━━━ SOURCE MATERIAL
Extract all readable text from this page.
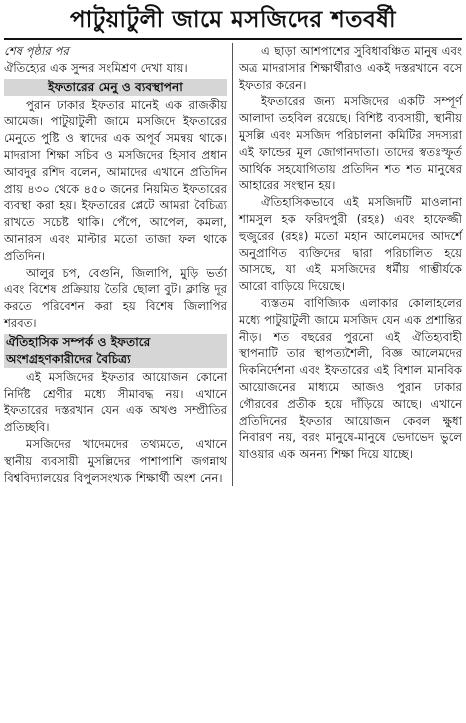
পাটুয়াটুলী জামে মসজিদের শতবর্ষী

শেষ পৃষ্ঠার পর

ঐতিহ্যের এক সুন্দর সংমিশ্রণ দেখা যায়।

ইফতারের মেনু ও ব্যবস্থাপনা

পুরান ঢাকার ইফতার মানেই এক রাজকীয় আমেজ। পাটুয়াটুলী জামে মসজিদে ইফতারের মেনুতে পুষ্টি ও স্বাদের এক অপূর্ব সমন্বয় থাকে। মাদরাসা শিক্ষা সচিব ও মসজিদের হিসাব প্রধান আবদুর রশিদ বলেন, আমাদের এখানে প্রতিদিন প্রায় ৪৩০ থেকে ৪৫০ জনের নিয়মিত ইফতারের ব্যবস্থা করা হয়। ইফতারের প্লেটে আমরা বৈচিত্র্য রাখতে সচেষ্ট থাকি। পেঁপে, আপেল, কমলা, আনারস এবং মাল্টার মতো তাজা ফল থাকে প্রতিদিন।

আলুর চপ, বেগুনি, জিলাপি, মুড়ি ভর্তা এবং বিশেষ প্রক্রিয়ায় তৈরি ছোলা বুট। ক্লান্তি দূর করতে পরিবেশন করা হয় বিশেষ জিলাপির শরবত।

ঐতিহাসিক সম্পর্ক ও ইফতারে অংশগ্রহণকারীদের বৈচিত্র্য

এই মসজিদের ইফতার আয়োজন কোনো নির্দিষ্ট শ্রেণীর মধ্যে সীমাবদ্ধ নয়। এখানে ইফতারের দস্তরখান যেন এক অখণ্ড সম্প্রীতির প্রতিচ্ছবি।

মসজিদের খাদেমদের তথ্যমতে, এখানে স্থানীয় ব্যবসায়ী মুসল্লিদের পাশাপাশি জগন্নাথ বিশ্ববিদ্যালয়ের বিপুলসংখ্যক শিক্ষার্থী অংশ নেন।

এ ছাড়া আশপাশের সুবিধাবঞ্চিত মানুষ এবং অত্র মাদরাসার শিক্ষার্থীরাও একই দস্তরখানে বসে ইফতার করেন।

ইফতারের জন্য মসজিদের একটি সম্পূর্ণ আলাদা তহবিল রয়েছে। বিশিষ্ট ব্যবসায়ী, স্থানীয় মুসল্লি এবং মসজিদ পরিচালনা কমিটির সদস্যরা এই ফান্ডের মূল জোগানদাতা। তাদের স্বতঃস্ফূর্ত আর্থিক সহযোগিতায় প্রতিদিন শত শত মানুষের আহারের সংস্থান হয়।

ঐতিহাসিকভাবে এই মসজিদটি মাওলানা শামসুল হক ফরিদপুরী (রহঃ) এবং হাফেজ্জী হুজুরের (রহঃ) মতো মহান আলেমদের আদর্শে অনুপ্রাণিত ব্যক্তিদের দ্বারা পরিচালিত হয়ে আসছে, যা এই মসজিদের ধর্মীয় গাম্ভীর্যকে আরো বাড়িয়ে দিয়েছে।

ব্যস্ততম বাণিজ্যিক এলাকার কোলাহলের মধ্যে পাটুয়াটুলী জামে মসজিদ যেন এক প্রশান্তির নীড়। শত বছরের পুরনো এই ঐতিহ্যবাহী স্থাপনাটি তার স্থাপত্যশৈলী, বিজ্ঞ আলেমদের দিকনির্দেশনা এবং ইফতারের এই বিশাল মানবিক আয়োজনের মাধ্যমে আজও পুরান ঢাকার গৌরবের প্রতীক হয়ে দাঁড়িয়ে আছে। এখানে প্রতিদিনের ইফতার আয়োজন কেবল ক্ষুধা নিবারণ নয়, বরং মানুষে-মানুষে ভেদাভেদ ভুলে যাওয়ার এক অনন্য শিক্ষা দিয়ে যাচ্ছে।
━━━━━━
AIM >> Make an exact copy of the records above, with the pictures left out.

REPLY >>
Extract all readable text from this page.
পাটুয়াটুলী জামে মসজিদের শতবর্ষী

শেষ পৃষ্ঠার পর

ঐতিহ্যের এক সুন্দর সংমিশ্রণ দেখা যায়।

ইফতারের মেনু ও ব্যবস্থাপনা

পুরান ঢাকার ইফতার মানেই এক রাজকীয় আমেজ। পাটুয়াটুলী জামে মসজিদে ইফতারের মেনুতে পুষ্টি ও স্বাদের এক অপূর্ব সমন্বয় থাকে। মাদরাসা শিক্ষা সচিব ও মসজিদের হিসাব প্রধান আবদুর রশিদ বলেন, আমাদের এখানে প্রতিদিন প্রায় ৪৩০ থেকে ৪৫০ জনের নিয়মিত ইফতারের ব্যবস্থা করা হয়। ইফতারের প্লেটে আমরা বৈচিত্র্য রাখতে সচেষ্ট থাকি। পেঁপে, আপেল, কমলা, আনারস এবং মাল্টার মতো তাজা ফল থাকে প্রতিদিন।

আলুর চপ, বেগুনি, জিলাপি, মুড়ি ভর্তা এবং বিশেষ প্রক্রিয়ায় তৈরি ছোলা বুট। ক্লান্তি দূর করতে পরিবেশন করা হয় বিশেষ জিলাপির শরবত।

ঐতিহাসিক সম্পর্ক ও ইফতারে অংশগ্রহণকারীদের বৈচিত্র্য

এই মসজিদের ইফতার আয়োজন কোনো নির্দিষ্ট শ্রেণীর মধ্যে সীমাবদ্ধ নয়। এখানে ইফতারের দস্তরখান যেন এক অখণ্ড সম্প্রীতির প্রতিচ্ছবি।

মসজিদের খাদেমদের তথ্যমতে, এখানে স্থানীয় ব্যবসায়ী মুসল্লিদের পাশাপাশি জগন্নাথ বিশ্ববিদ্যালয়ের বিপুলসংখ্যক শিক্ষার্থী অংশ নেন।

এ ছাড়া আশপাশের সুবিধাবঞ্চিত মানুষ এবং অত্র মাদরাসার শিক্ষার্থীরাও একই দস্তরখানে বসে ইফতার করেন।

ইফতারের জন্য মসজিদের একটি সম্পূর্ণ আলাদা তহবিল রয়েছে। বিশিষ্ট ব্যবসায়ী, স্থানীয় মুসল্লি এবং মসজিদ পরিচালনা কমিটির সদস্যরা এই ফান্ডের মূল জোগানদাতা। তাদের স্বতঃস্ফূর্ত আর্থিক সহযোগিতায় প্রতিদিন শত শত মানুষের আহারের সংস্থান হয়।

ঐতিহাসিকভাবে এই মসজিদটি মাওলানা শামসুল হক ফরিদপুরী (রহঃ) এবং হাফেজ্জী হুজুরের (রহঃ) মতো মহান আলেমদের আদর্শে অনুপ্রাণিত ব্যক্তিদের দ্বারা পরিচালিত হয়ে আসছে, যা এই মসজিদের ধর্মীয় গাম্ভীর্যকে আরো বাড়িয়ে দিয়েছে।

ব্যস্ততম বাণিজ্যিক এলাকার কোলাহলের মধ্যে পাটুয়াটুলী জামে মসজিদ যেন এক প্রশান্তির নীড়। শত বছরের পুরনো এই ঐতিহ্যবাহী স্থাপনাটি তার স্থাপত্যশৈলী, বিজ্ঞ আলেমদের দিকনির্দেশনা এবং ইফতারের এই বিশাল মানবিক আয়োজনের মাধ্যমে আজও পুরান ঢাকার গৌরবের প্রতীক হয়ে দাঁড়িয়ে আছে। এখানে প্রতিদিনের ইফতার আয়োজন কেবল ক্ষুধা নিবারণ নয়, বরং মানুষে-মানুষে ভেদাভেদ ভুলে যাওয়ার এক অনন্য শিক্ষা দিয়ে যাচ্ছে।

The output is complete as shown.